Given instruction —
Return all lines in the material below that contain "request".

============

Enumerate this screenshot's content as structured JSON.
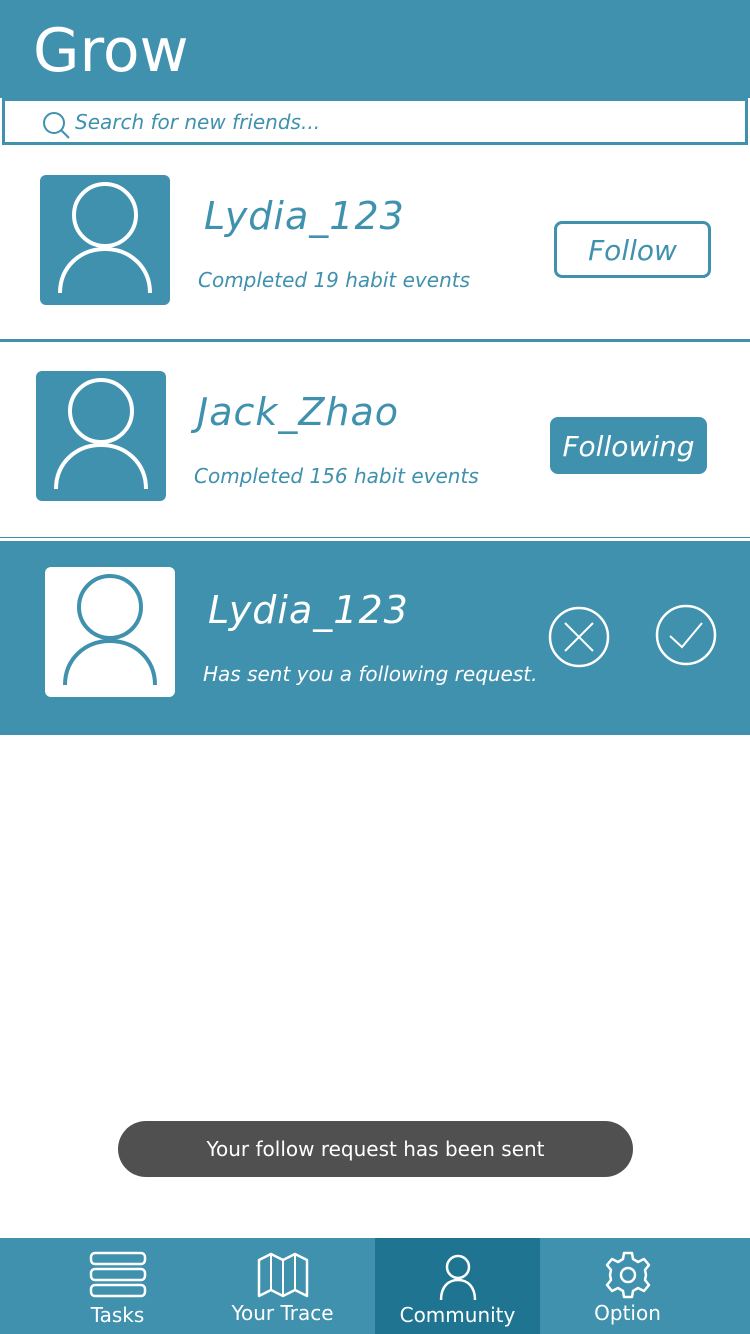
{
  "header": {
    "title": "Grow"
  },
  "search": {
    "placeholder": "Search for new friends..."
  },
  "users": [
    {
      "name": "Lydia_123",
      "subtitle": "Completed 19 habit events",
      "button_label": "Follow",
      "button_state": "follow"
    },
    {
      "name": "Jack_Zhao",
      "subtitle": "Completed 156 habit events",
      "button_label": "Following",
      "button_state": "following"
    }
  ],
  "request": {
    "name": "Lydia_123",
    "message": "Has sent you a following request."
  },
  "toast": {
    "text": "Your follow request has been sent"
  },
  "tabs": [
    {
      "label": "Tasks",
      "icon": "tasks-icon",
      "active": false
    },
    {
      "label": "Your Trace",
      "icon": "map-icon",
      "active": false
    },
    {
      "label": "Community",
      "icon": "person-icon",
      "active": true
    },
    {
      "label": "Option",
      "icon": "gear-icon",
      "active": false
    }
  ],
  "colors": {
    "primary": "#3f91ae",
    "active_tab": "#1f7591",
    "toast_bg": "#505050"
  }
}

============

Answer to the task —
  "request": {
    "message": "Has sent you a following request."
    "text": "Your follow request has been sent"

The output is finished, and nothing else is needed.